[start]
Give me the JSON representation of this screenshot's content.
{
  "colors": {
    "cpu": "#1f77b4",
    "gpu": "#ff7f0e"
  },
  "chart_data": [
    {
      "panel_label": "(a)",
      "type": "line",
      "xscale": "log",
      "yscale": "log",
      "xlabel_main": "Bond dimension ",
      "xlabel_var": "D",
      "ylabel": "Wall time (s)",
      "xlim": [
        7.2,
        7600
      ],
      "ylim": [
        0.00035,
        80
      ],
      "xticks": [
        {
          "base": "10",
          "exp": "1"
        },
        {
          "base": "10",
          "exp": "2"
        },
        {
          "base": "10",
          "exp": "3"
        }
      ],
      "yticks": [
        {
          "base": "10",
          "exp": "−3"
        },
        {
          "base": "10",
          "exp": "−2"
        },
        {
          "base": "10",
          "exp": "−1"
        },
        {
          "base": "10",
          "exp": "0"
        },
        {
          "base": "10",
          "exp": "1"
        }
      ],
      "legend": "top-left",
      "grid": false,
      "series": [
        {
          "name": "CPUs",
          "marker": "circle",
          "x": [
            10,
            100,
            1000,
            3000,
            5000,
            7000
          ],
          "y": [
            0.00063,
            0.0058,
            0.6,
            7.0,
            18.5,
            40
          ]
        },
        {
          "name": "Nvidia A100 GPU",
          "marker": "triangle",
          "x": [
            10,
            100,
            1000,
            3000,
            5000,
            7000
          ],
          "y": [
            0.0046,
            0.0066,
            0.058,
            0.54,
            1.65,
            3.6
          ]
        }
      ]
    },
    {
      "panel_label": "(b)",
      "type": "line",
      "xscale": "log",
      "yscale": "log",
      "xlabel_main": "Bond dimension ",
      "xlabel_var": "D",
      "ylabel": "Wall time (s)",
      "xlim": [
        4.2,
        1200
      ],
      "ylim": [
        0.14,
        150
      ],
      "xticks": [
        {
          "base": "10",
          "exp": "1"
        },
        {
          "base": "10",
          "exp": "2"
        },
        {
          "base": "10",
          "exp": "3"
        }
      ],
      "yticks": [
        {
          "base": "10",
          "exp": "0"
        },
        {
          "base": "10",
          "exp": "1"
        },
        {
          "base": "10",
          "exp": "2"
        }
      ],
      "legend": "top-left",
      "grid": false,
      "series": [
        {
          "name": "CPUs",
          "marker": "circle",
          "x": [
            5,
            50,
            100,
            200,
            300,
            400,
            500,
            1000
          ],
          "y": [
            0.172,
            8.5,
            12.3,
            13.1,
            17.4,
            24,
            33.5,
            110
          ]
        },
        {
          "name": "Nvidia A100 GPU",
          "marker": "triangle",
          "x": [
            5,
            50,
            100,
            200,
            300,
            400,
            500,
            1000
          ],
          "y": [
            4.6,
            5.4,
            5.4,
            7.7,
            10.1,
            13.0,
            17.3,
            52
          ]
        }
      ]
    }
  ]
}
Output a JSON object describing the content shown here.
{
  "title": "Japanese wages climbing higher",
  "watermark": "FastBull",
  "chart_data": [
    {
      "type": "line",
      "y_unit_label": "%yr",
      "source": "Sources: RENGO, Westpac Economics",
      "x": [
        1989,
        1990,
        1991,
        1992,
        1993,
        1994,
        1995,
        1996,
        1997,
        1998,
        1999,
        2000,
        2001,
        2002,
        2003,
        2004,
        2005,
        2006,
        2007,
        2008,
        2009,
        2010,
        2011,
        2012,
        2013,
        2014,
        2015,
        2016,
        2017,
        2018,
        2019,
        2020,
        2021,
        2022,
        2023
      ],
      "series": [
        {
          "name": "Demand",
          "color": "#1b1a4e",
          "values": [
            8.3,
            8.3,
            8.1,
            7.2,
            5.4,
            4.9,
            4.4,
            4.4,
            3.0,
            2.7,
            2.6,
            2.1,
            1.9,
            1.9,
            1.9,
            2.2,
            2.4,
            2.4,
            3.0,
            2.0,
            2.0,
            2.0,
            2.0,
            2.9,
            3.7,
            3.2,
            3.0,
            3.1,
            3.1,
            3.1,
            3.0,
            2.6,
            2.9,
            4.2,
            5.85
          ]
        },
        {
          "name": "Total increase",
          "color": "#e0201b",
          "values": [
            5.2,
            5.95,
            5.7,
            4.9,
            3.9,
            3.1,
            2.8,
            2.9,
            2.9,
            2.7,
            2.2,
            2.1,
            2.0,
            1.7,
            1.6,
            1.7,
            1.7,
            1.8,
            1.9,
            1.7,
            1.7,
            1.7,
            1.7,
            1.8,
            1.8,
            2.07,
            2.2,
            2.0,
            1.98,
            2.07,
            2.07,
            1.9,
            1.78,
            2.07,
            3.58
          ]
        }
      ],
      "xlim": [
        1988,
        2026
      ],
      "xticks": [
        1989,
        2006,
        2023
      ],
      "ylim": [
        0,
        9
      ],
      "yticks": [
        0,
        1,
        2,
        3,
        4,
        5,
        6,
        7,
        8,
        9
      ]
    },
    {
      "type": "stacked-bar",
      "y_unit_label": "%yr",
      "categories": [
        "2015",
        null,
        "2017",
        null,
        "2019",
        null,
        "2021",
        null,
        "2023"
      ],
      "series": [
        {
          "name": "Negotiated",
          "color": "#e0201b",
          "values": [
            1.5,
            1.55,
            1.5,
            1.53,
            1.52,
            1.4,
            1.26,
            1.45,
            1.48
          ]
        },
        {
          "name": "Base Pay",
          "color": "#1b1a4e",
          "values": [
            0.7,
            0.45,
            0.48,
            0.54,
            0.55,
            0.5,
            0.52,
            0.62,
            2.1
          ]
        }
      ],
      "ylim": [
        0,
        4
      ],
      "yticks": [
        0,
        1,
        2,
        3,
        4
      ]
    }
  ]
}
[end]
→ What you have to do
Once more, set down the full listing, verbatim.

→ The output
Give me the JSON representation of this screenshot's content.
{
  "colors": {
    "cpu": "#1f77b4",
    "gpu": "#ff7f0e"
  },
  "chart_data": [
    {
      "panel_label": "(a)",
      "type": "line",
      "xscale": "log",
      "yscale": "log",
      "xlabel_main": "Bond dimension ",
      "xlabel_var": "D",
      "ylabel": "Wall time (s)",
      "xlim": [
        7.2,
        7600
      ],
      "ylim": [
        0.00035,
        80
      ],
      "xticks": [
        {
          "base": "10",
          "exp": "1"
        },
        {
          "base": "10",
          "exp": "2"
        },
        {
          "base": "10",
          "exp": "3"
        }
      ],
      "yticks": [
        {
          "base": "10",
          "exp": "−3"
        },
        {
          "base": "10",
          "exp": "−2"
        },
        {
          "base": "10",
          "exp": "−1"
        },
        {
          "base": "10",
          "exp": "0"
        },
        {
          "base": "10",
          "exp": "1"
        }
      ],
      "legend": "top-left",
      "grid": false,
      "series": [
        {
          "name": "CPUs",
          "marker": "circle",
          "x": [
            10,
            100,
            1000,
            3000,
            5000,
            7000
          ],
          "y": [
            0.00063,
            0.0058,
            0.6,
            7.0,
            18.5,
            40
          ]
        },
        {
          "name": "Nvidia A100 GPU",
          "marker": "triangle",
          "x": [
            10,
            100,
            1000,
            3000,
            5000,
            7000
          ],
          "y": [
            0.0046,
            0.0066,
            0.058,
            0.54,
            1.65,
            3.6
          ]
        }
      ]
    },
    {
      "panel_label": "(b)",
      "type": "line",
      "xscale": "log",
      "yscale": "log",
      "xlabel_main": "Bond dimension ",
      "xlabel_var": "D",
      "ylabel": "Wall time (s)",
      "xlim": [
        4.2,
        1200
      ],
      "ylim": [
        0.14,
        150
      ],
      "xticks": [
        {
          "base": "10",
          "exp": "1"
        },
        {
          "base": "10",
          "exp": "2"
        },
        {
          "base": "10",
          "exp": "3"
        }
      ],
      "yticks": [
        {
          "base": "10",
          "exp": "0"
        },
        {
          "base": "10",
          "exp": "1"
        },
        {
          "base": "10",
          "exp": "2"
        }
      ],
      "legend": "top-left",
      "grid": false,
      "series": [
        {
          "name": "CPUs",
          "marker": "circle",
          "x": [
            5,
            50,
            100,
            200,
            300,
            400,
            500,
            1000
          ],
          "y": [
            0.172,
            8.5,
            12.3,
            13.1,
            17.4,
            24,
            33.5,
            110
          ]
        },
        {
          "name": "Nvidia A100 GPU",
          "marker": "triangle",
          "x": [
            5,
            50,
            100,
            200,
            300,
            400,
            500,
            1000
          ],
          "y": [
            4.6,
            5.4,
            5.4,
            7.7,
            10.1,
            13.0,
            17.3,
            52
          ]
        }
      ]
    }
  ]
}
Output a JSON object describing the content shown here.
{
  "title": "Japanese wages climbing higher",
  "watermark": "FastBull",
  "chart_data": [
    {
      "type": "line",
      "y_unit_label": "%yr",
      "source": "Sources: RENGO, Westpac Economics",
      "x": [
        1989,
        1990,
        1991,
        1992,
        1993,
        1994,
        1995,
        1996,
        1997,
        1998,
        1999,
        2000,
        2001,
        2002,
        2003,
        2004,
        2005,
        2006,
        2007,
        2008,
        2009,
        2010,
        2011,
        2012,
        2013,
        2014,
        2015,
        2016,
        2017,
        2018,
        2019,
        2020,
        2021,
        2022,
        2023
      ],
      "series": [
        {
          "name": "Demand",
          "color": "#1b1a4e",
          "values": [
            8.3,
            8.3,
            8.1,
            7.2,
            5.4,
            4.9,
            4.4,
            4.4,
            3.0,
            2.7,
            2.6,
            2.1,
            1.9,
            1.9,
            1.9,
            2.2,
            2.4,
            2.4,
            3.0,
            2.0,
            2.0,
            2.0,
            2.0,
            2.9,
            3.7,
            3.2,
            3.0,
            3.1,
            3.1,
            3.1,
            3.0,
            2.6,
            2.9,
            4.2,
            5.85
          ]
        },
        {
          "name": "Total increase",
          "color": "#e0201b",
          "values": [
            5.2,
            5.95,
            5.7,
            4.9,
            3.9,
            3.1,
            2.8,
            2.9,
            2.9,
            2.7,
            2.2,
            2.1,
            2.0,
            1.7,
            1.6,
            1.7,
            1.7,
            1.8,
            1.9,
            1.7,
            1.7,
            1.7,
            1.7,
            1.8,
            1.8,
            2.07,
            2.2,
            2.0,
            1.98,
            2.07,
            2.07,
            1.9,
            1.78,
            2.07,
            3.58
          ]
        }
      ],
      "xlim": [
        1988,
        2026
      ],
      "xticks": [
        1989,
        2006,
        2023
      ],
      "ylim": [
        0,
        9
      ],
      "yticks": [
        0,
        1,
        2,
        3,
        4,
        5,
        6,
        7,
        8,
        9
      ]
    },
    {
      "type": "stacked-bar",
      "y_unit_label": "%yr",
      "categories": [
        "2015",
        null,
        "2017",
        null,
        "2019",
        null,
        "2021",
        null,
        "2023"
      ],
      "series": [
        {
          "name": "Negotiated",
          "color": "#e0201b",
          "values": [
            1.5,
            1.55,
            1.5,
            1.53,
            1.52,
            1.4,
            1.26,
            1.45,
            1.48
          ]
        },
        {
          "name": "Base Pay",
          "color": "#1b1a4e",
          "values": [
            0.7,
            0.45,
            0.48,
            0.54,
            0.55,
            0.5,
            0.52,
            0.62,
            2.1
          ]
        }
      ],
      "ylim": [
        0,
        4
      ],
      "yticks": [
        0,
        1,
        2,
        3,
        4
      ]
    }
  ]
}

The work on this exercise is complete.